• **Entries provided**
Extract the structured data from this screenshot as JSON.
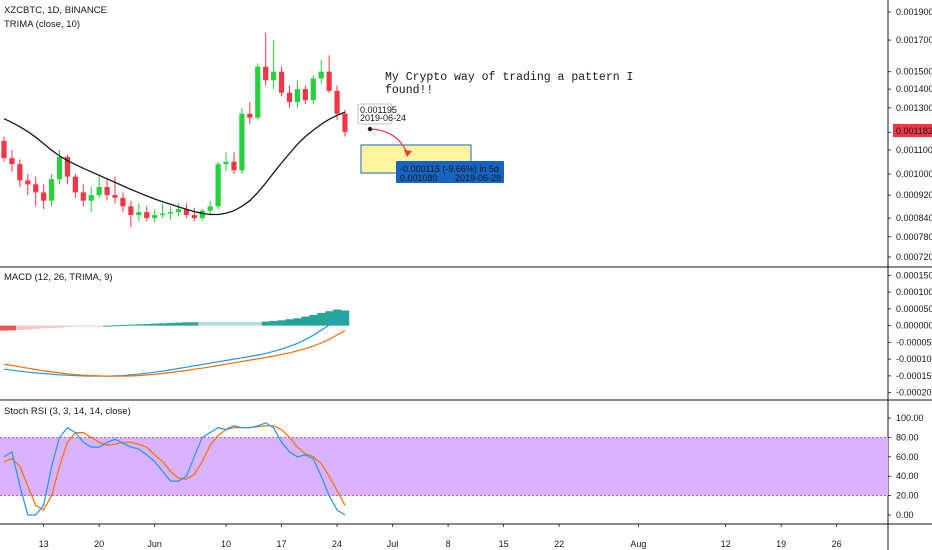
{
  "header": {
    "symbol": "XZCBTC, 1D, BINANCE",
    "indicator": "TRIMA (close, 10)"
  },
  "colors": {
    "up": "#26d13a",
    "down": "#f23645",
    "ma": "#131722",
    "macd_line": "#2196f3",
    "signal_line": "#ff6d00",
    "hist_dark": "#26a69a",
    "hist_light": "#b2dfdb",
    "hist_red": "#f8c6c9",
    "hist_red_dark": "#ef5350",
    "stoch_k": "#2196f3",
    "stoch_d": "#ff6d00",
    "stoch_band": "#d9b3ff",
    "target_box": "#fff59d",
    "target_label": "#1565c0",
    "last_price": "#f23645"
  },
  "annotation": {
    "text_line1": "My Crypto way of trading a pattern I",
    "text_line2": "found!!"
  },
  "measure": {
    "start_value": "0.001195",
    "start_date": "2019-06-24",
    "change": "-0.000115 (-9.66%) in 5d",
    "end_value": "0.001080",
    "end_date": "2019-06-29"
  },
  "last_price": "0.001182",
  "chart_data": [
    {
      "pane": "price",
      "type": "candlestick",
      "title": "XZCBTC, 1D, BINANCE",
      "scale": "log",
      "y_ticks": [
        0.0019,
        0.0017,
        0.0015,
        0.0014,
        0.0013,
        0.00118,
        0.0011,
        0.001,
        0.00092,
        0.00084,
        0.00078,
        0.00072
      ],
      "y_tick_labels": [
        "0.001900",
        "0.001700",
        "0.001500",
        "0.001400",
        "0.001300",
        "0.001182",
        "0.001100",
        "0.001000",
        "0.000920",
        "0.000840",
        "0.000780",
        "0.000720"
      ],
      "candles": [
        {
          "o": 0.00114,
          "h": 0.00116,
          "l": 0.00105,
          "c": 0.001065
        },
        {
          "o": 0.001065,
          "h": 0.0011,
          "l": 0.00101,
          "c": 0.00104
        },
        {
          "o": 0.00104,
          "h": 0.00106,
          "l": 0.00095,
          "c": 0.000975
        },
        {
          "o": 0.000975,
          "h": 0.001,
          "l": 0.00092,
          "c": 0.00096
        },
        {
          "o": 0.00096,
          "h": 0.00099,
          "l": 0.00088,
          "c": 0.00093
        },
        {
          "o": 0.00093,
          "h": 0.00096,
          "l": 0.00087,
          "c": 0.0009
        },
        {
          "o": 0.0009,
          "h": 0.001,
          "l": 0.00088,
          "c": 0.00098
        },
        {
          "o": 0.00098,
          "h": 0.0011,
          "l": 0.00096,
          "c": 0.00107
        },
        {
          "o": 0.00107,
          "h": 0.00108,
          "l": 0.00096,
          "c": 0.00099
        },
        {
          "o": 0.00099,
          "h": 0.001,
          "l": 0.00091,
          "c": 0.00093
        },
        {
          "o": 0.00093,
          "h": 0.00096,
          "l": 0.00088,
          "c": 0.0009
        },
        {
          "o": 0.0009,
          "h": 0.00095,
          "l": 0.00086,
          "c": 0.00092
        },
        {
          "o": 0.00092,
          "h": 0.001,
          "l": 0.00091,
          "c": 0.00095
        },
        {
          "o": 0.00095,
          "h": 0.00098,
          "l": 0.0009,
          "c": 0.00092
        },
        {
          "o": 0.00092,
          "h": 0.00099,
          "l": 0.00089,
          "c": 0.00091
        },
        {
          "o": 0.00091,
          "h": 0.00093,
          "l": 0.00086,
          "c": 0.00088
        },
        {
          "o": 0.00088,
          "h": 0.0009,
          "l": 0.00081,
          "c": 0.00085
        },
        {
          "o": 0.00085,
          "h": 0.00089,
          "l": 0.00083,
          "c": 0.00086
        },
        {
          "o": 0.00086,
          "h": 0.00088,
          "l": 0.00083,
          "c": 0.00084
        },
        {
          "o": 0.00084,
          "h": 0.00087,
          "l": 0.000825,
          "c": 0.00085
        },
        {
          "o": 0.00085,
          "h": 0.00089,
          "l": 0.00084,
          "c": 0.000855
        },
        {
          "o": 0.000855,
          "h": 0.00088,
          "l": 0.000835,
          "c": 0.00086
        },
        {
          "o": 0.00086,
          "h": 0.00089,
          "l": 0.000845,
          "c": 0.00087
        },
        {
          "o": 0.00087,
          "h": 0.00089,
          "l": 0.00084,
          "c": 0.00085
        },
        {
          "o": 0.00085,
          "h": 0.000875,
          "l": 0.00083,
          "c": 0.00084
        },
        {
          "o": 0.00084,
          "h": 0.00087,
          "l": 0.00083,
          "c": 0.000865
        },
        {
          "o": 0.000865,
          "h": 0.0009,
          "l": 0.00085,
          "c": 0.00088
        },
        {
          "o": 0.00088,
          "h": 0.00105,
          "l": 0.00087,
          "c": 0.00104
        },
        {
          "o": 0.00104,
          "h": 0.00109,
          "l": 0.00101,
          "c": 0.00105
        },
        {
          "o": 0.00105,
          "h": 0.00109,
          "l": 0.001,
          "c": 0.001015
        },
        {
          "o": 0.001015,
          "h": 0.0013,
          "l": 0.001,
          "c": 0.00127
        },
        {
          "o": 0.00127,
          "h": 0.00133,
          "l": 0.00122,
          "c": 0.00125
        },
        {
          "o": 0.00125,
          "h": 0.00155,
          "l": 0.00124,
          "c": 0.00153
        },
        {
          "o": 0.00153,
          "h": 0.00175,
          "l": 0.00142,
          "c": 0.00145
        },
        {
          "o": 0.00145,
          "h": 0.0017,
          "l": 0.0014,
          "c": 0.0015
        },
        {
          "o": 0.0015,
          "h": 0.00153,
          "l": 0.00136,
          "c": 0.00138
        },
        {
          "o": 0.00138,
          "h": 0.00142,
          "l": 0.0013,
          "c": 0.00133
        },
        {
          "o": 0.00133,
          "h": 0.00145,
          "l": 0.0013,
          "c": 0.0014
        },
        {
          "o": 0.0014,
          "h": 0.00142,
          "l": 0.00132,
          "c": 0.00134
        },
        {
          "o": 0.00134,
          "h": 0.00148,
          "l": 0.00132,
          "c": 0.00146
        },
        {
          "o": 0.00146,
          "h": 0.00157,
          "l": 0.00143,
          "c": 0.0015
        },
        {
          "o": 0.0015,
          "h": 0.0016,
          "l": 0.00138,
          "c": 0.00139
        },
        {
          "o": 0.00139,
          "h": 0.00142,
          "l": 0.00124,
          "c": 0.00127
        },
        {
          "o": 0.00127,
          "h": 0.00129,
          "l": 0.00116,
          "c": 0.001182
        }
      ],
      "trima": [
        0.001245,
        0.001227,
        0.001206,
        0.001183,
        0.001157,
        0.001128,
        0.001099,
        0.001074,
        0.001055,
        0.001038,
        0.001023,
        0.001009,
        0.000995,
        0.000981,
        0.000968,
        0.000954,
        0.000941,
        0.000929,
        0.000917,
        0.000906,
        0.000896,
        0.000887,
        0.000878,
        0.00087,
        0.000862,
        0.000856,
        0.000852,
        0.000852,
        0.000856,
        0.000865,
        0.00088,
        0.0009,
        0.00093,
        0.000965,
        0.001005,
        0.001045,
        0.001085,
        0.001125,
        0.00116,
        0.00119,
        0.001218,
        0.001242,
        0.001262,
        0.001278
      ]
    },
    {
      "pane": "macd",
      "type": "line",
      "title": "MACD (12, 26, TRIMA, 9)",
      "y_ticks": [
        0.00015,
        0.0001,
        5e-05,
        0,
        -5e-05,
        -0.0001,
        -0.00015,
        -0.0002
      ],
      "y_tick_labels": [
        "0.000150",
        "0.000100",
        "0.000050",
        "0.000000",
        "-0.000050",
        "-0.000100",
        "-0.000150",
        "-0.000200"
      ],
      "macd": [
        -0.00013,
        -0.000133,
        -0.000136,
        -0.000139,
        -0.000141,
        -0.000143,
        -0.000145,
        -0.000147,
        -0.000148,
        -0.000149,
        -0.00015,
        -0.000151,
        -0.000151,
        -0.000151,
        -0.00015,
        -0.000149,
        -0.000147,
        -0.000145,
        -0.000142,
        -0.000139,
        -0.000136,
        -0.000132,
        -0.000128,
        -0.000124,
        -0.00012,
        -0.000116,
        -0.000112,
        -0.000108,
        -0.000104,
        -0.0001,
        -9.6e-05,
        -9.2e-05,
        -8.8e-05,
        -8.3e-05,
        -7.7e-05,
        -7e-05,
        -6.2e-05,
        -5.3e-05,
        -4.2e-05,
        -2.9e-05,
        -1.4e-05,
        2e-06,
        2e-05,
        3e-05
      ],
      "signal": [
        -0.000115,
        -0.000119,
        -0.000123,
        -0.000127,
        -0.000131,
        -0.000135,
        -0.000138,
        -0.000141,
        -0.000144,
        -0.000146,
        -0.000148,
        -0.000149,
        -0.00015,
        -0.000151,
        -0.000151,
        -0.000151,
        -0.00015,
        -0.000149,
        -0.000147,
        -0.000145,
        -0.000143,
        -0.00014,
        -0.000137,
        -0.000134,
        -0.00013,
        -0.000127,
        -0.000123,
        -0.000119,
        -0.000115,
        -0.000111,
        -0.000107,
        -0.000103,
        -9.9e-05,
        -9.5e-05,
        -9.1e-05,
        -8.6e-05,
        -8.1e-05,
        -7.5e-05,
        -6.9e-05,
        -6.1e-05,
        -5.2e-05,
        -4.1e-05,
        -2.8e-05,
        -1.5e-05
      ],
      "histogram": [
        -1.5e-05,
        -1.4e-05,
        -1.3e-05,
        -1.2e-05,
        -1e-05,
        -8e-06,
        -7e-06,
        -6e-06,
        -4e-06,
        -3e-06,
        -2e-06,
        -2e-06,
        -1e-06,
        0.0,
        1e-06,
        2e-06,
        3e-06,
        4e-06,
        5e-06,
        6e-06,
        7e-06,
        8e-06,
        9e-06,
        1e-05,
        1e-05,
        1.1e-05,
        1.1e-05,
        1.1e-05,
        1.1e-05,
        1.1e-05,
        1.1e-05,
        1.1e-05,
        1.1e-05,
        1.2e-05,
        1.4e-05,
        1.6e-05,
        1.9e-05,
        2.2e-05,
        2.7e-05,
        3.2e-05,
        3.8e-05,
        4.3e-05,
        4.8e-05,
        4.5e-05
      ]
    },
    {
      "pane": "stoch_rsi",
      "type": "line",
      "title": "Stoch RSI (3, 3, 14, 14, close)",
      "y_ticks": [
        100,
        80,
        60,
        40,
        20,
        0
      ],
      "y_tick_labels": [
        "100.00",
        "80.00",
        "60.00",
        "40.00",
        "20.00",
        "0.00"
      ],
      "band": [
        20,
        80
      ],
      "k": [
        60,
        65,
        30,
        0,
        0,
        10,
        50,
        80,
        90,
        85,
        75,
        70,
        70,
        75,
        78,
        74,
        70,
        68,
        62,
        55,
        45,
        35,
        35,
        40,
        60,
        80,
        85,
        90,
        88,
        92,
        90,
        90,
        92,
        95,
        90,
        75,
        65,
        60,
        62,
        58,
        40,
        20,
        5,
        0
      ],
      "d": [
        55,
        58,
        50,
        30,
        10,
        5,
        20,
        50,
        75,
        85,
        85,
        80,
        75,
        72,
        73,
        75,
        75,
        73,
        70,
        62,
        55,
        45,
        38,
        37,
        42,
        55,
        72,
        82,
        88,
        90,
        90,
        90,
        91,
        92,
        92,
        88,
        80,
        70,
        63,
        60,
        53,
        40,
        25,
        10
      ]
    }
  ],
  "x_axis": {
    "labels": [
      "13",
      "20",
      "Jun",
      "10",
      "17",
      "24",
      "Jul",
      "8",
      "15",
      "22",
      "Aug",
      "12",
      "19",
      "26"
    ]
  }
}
...
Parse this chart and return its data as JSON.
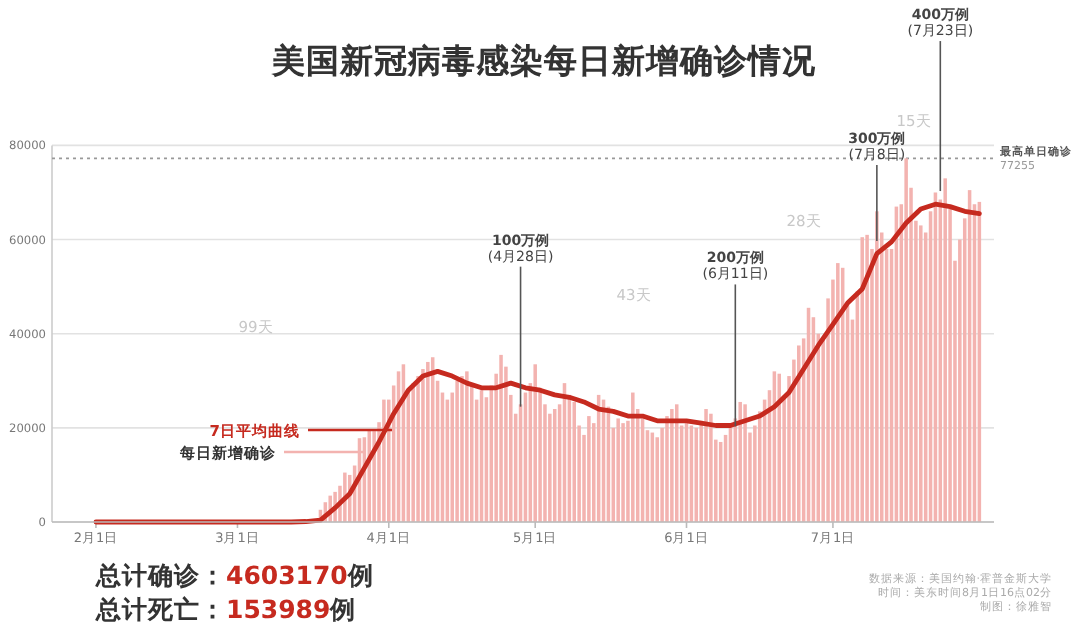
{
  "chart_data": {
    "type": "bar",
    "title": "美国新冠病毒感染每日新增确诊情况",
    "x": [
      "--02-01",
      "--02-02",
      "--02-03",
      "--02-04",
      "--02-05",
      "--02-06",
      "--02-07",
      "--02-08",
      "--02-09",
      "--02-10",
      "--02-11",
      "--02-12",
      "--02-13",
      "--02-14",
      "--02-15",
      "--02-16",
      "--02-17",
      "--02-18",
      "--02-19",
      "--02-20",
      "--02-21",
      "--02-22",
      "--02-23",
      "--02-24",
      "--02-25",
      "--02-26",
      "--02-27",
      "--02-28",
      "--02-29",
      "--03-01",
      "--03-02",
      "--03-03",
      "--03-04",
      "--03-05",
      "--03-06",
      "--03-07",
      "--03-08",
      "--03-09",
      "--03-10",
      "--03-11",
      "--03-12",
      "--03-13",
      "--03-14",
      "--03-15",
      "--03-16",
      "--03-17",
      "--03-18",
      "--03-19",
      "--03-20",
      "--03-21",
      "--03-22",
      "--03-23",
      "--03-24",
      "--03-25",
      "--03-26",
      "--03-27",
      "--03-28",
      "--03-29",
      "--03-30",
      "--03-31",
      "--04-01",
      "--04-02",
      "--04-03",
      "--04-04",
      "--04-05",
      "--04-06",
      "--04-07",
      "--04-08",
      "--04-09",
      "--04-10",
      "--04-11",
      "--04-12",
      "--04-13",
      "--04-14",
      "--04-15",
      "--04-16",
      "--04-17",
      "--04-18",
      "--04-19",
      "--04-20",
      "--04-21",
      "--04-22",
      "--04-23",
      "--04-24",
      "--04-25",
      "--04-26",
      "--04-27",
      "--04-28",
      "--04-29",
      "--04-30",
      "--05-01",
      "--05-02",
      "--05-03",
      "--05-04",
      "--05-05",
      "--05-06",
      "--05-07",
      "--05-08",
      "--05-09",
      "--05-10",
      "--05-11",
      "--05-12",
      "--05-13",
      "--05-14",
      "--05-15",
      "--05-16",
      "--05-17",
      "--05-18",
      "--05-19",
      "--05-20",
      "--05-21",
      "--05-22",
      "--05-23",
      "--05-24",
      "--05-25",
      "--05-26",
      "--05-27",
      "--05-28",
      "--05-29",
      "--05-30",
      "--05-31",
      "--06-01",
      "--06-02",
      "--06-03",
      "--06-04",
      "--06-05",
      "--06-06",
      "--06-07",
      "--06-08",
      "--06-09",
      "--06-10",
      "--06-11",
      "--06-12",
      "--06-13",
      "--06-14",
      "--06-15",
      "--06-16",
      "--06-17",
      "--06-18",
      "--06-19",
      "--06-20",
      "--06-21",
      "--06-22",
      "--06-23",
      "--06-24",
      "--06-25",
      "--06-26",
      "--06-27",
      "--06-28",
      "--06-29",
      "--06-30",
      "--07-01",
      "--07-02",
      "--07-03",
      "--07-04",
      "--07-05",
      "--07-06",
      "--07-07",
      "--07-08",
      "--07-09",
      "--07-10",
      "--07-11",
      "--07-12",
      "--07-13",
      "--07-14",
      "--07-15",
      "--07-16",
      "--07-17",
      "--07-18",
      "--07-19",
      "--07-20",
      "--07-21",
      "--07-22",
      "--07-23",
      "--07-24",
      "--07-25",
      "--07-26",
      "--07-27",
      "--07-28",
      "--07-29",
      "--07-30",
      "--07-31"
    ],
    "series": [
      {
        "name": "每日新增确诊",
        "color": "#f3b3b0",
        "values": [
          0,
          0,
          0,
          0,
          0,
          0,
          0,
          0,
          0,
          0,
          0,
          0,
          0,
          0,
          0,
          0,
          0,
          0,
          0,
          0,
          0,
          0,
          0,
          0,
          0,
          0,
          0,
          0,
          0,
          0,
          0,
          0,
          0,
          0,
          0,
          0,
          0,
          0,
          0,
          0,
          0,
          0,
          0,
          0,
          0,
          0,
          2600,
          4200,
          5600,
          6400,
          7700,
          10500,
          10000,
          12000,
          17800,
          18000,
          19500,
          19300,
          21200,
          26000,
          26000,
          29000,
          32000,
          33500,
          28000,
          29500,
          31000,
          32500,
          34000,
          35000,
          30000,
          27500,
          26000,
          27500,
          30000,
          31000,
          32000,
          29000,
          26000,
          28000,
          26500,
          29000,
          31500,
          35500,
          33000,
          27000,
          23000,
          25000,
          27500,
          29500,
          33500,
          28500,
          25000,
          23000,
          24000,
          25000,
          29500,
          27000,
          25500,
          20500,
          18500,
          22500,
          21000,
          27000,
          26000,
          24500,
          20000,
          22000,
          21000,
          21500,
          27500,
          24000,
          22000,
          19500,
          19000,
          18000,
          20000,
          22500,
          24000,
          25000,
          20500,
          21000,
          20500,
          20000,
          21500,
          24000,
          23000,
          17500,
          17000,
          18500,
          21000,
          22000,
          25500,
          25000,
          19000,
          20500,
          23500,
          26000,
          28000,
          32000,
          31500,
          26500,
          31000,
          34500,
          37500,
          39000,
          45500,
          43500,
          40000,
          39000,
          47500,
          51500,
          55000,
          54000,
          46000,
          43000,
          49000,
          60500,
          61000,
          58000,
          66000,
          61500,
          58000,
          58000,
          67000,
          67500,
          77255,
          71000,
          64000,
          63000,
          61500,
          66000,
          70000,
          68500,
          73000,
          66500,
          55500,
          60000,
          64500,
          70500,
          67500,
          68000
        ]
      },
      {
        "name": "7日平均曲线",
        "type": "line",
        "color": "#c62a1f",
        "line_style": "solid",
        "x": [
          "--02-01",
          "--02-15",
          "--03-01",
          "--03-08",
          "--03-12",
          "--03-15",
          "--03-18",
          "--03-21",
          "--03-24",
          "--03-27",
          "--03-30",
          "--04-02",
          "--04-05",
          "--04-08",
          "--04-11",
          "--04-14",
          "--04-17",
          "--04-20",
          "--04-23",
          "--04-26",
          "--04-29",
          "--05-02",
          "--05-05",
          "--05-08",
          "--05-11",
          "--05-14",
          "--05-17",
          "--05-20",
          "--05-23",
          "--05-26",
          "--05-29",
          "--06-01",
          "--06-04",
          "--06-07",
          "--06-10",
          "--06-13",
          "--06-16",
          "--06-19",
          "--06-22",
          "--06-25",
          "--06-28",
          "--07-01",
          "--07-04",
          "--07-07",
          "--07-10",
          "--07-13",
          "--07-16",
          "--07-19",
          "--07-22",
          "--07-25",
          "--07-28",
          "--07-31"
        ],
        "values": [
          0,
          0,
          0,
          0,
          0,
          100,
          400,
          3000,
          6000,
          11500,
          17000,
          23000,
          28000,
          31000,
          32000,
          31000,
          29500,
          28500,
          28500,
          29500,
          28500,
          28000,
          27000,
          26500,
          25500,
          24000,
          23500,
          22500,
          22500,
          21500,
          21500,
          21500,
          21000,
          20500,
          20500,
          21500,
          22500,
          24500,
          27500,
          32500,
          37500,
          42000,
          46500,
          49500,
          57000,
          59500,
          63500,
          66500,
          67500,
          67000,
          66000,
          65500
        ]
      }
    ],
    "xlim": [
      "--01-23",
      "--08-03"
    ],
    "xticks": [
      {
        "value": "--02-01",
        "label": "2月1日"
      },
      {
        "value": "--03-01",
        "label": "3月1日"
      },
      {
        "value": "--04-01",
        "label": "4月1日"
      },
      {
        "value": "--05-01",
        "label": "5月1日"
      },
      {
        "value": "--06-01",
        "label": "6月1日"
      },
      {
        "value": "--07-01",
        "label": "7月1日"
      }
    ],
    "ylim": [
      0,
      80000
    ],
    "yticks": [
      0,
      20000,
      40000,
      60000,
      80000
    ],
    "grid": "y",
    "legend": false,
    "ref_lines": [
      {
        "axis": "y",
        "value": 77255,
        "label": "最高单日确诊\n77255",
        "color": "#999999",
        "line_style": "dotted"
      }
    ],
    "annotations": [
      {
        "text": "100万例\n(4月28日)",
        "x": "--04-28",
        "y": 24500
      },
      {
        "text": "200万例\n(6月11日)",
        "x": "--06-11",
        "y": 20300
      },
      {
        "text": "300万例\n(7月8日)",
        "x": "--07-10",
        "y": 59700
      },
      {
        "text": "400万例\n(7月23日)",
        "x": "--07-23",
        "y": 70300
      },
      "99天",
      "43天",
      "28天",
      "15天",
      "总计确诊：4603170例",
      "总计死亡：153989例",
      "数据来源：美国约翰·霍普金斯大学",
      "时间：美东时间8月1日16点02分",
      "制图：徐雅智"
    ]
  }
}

• **Exercise goal**
List every line from the entries above in which "JSON" appears.

• **Result of this task**
Extract the structured data from this screenshot as JSON.
Parse this chart and return its data as JSON.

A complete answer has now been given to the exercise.